[Dataset items]

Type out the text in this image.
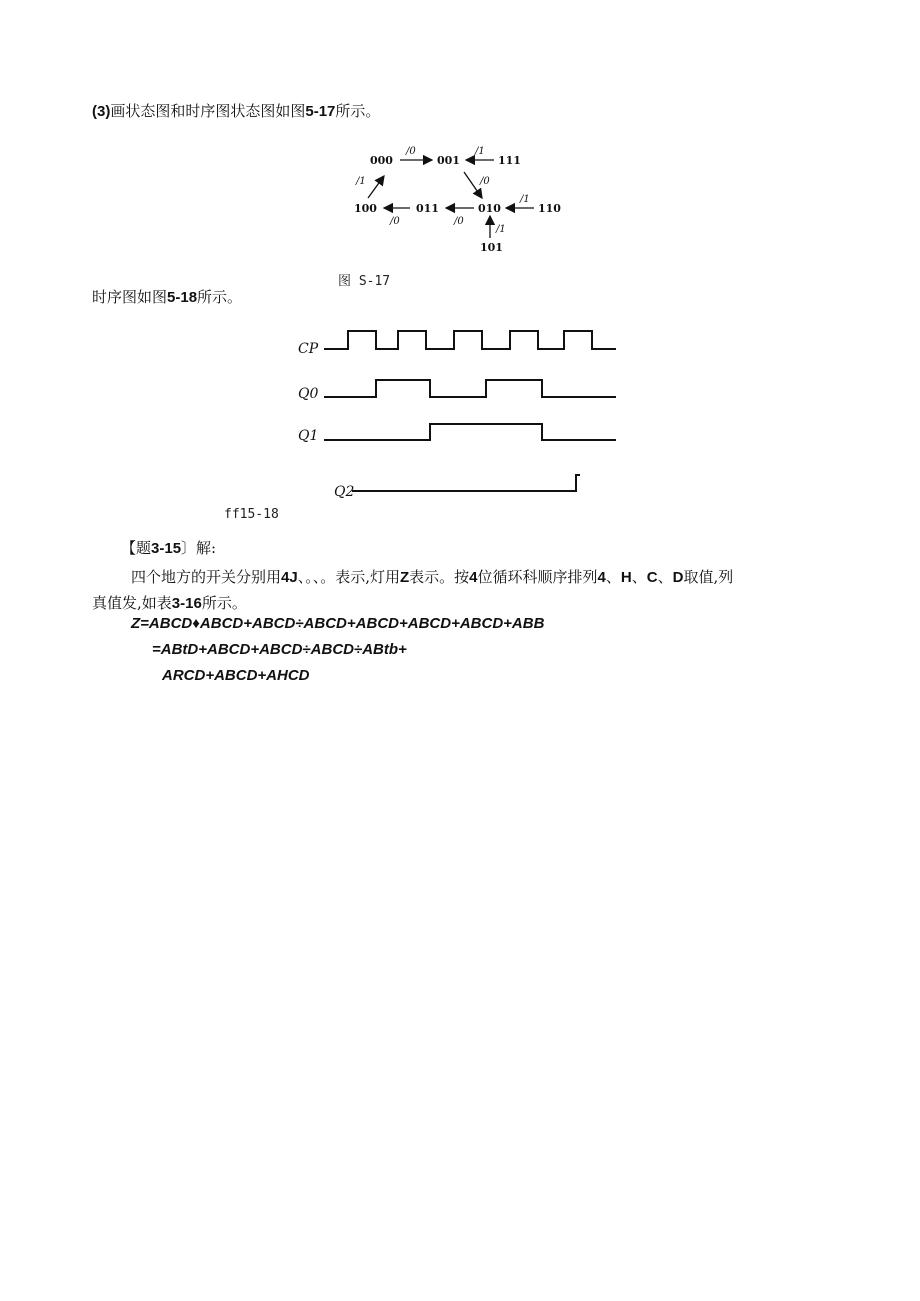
(3)画状态图和时序图状态图如图5-17所示。
000	001	111
100	011	010	110
101
/0	/1
/1
/0
/1
/0
/0
/1
图 S-17
时序图如图5-18所示。
CP
Q0
Q1
Q2
ff15-18
【题3-15〕解:
四个地方的开关分别用4J、。、。表示,灯用Z表示。按4位循环科顺序排列4、H、C、D取值,列
真值发,如表3-16所示。
Z=ABCD♦ABCD+ABCD÷ABCD+ABCD+ABCD+ABCD+ABB
=ABtD+ABCD+ABCD÷ABCD÷ABtb+
ARCD+ABCD+AHCD
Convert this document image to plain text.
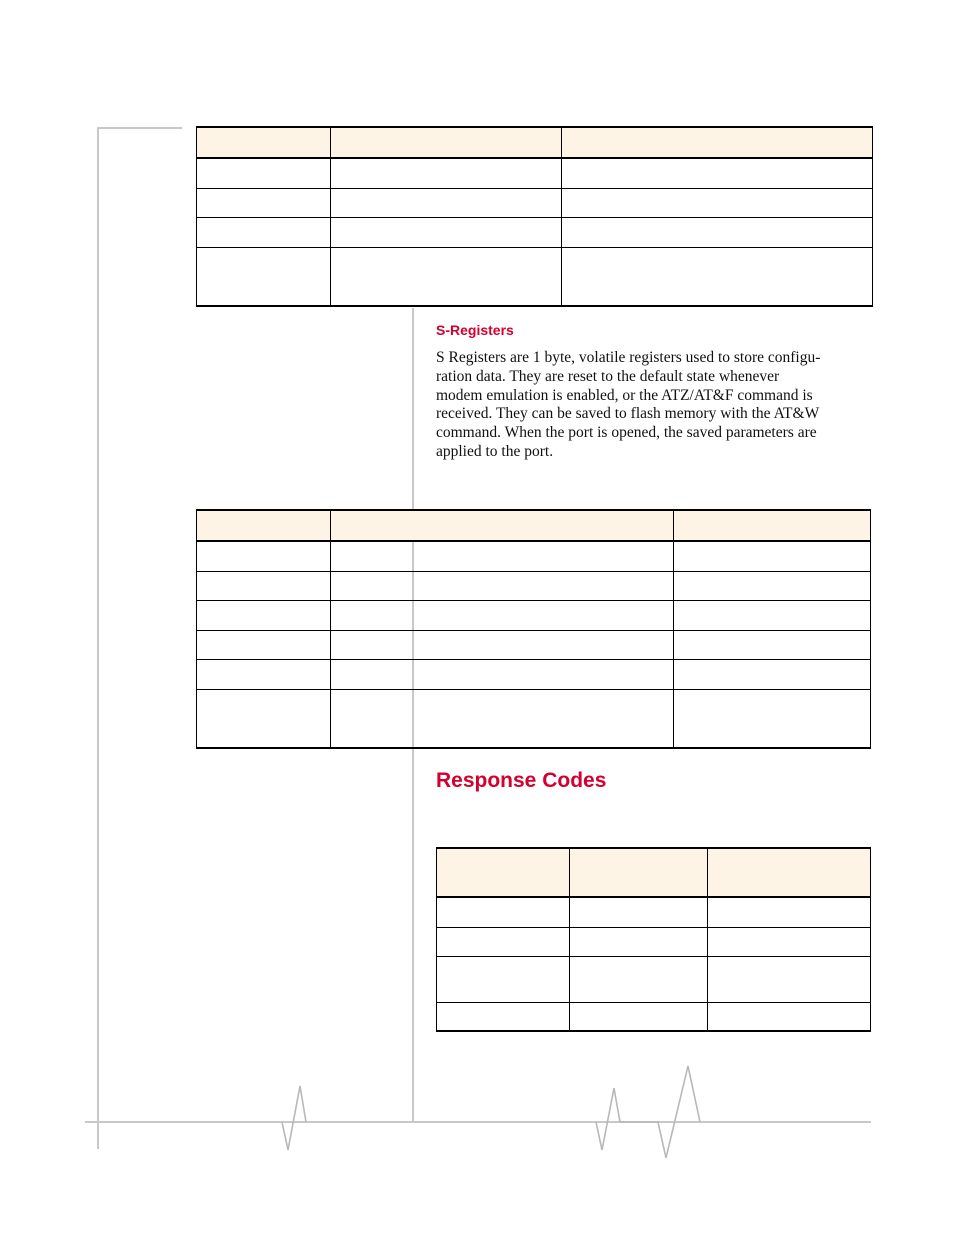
S-Registers
S Registers are 1 byte, volatile registers used to store configu-
ration data. They are reset to the default state whenever
modem emulation is enabled, or the ATZ/AT&F command is
received. They can be saved to flash memory with the AT&W
command. When the port is opened, the saved parameters are
applied to the port.

Response Codes
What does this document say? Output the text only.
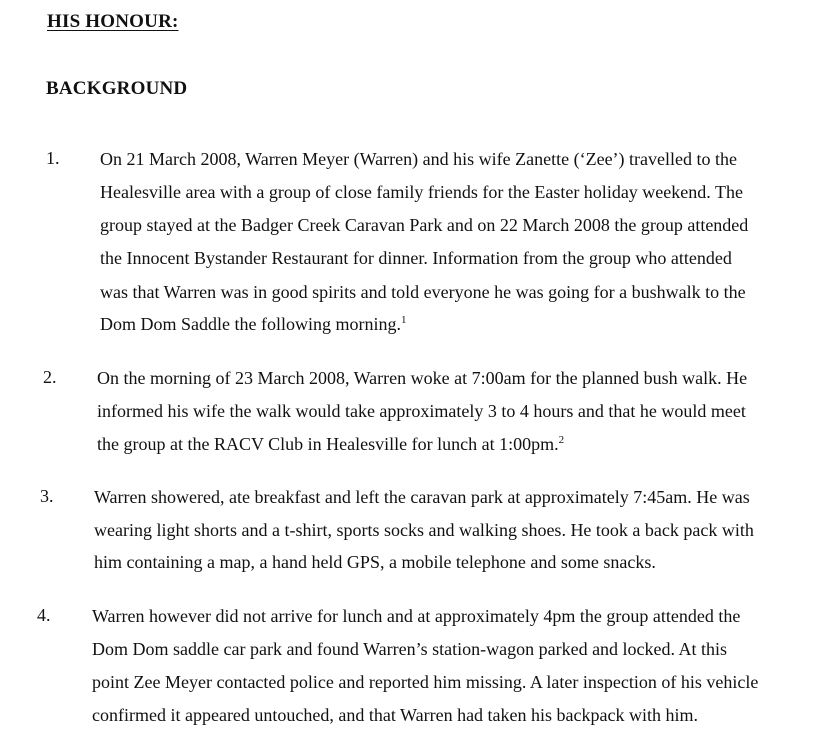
HIS HONOUR:
BACKGROUND
1. On 21 March 2008, Warren Meyer (Warren) and his wife Zanette (‘Zee’) travelled to the
Healesville area with a group of close family friends for the Easter holiday weekend. The
group stayed at the Badger Creek Caravan Park and on 22 March 2008 the group attended
the Innocent Bystander Restaurant for dinner. Information from the group who attended
was that Warren was in good spirits and told everyone he was going for a bushwalk to the
Dom Dom Saddle the following morning.$^1$
2. On the morning of 23 March 2008, Warren woke at 7:00am for the planned bush walk. He
informed his wife the walk would take approximately 3 to 4 hours and that he would meet
the group at the RACV Club in Healesville for lunch at 1:00pm.$^2$
3. Warren showered, ate breakfast and left the caravan park at approximately 7:45am. He was
wearing light shorts and a t-shirt, sports socks and walking shoes. He took a back pack with
him containing a map, a hand held GPS, a mobile telephone and some snacks.
4. Warren however did not arrive for lunch and at approximately 4pm the group attended the
Dom Dom saddle car park and found Warren’s station-wagon parked and locked. At this
point Zee Meyer contacted police and reported him missing. A later inspection of his vehicle
confirmed it appeared untouched, and that Warren had taken his backpack with him.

[Set exercise] Output the entries above exactly, without their pictures.

[Solution for this problem]
Type out the text in this image.
(3)画状态图和时序图状态图如图5-17所示。
000	001	111
100	011	010	110
101
/0	/1
/1
/0
/1
/0
/0
/1
图 S-17
时序图如图5-18所示。
CP
Q0
Q1
Q2
ff15-18
【题3-15〕解:
四个地方的开关分别用4J、。、。表示,灯用Z表示。按4位循环科顺序排列4、H、C、D取值,列
真值发,如表3-16所示。
Z=ABCD♦ABCD+ABCD÷ABCD+ABCD+ABCD+ABCD+ABB
=ABtD+ABCD+ABCD÷ABCD÷ABtb+
ARCD+ABCD+AHCD
Convert this document image to plain text.
S-Registers
S Registers are 1 byte, volatile registers used to store configu-
ration data. They are reset to the default state whenever
modem emulation is enabled, or the ATZ/AT&F command is
received. They can be saved to flash memory with the AT&W
command. When the port is opened, the saved parameters are
applied to the port.

Response Codes
What does this document say? Output the text only.
HIS HONOUR:
BACKGROUND
1. On 21 March 2008, Warren Meyer (Warren) and his wife Zanette (‘Zee’) travelled to the
Healesville area with a group of close family friends for the Easter holiday weekend. The
group stayed at the Badger Creek Caravan Park and on 22 March 2008 the group attended
the Innocent Bystander Restaurant for dinner. Information from the group who attended
was that Warren was in good spirits and told everyone he was going for a bushwalk to the
Dom Dom Saddle the following morning.$^1$
2. On the morning of 23 March 2008, Warren woke at 7:00am for the planned bush walk. He
informed his wife the walk would take approximately 3 to 4 hours and that he would meet
the group at the RACV Club in Healesville for lunch at 1:00pm.$^2$
3. Warren showered, ate breakfast and left the caravan park at approximately 7:45am. He was
wearing light shorts and a t-shirt, sports socks and walking shoes. He took a back pack with
him containing a map, a hand held GPS, a mobile telephone and some snacks.
4. Warren however did not arrive for lunch and at approximately 4pm the group attended the
Dom Dom saddle car park and found Warren’s station-wagon parked and locked. At this
point Zee Meyer contacted police and reported him missing. A later inspection of his vehicle
confirmed it appeared untouched, and that Warren had taken his backpack with him.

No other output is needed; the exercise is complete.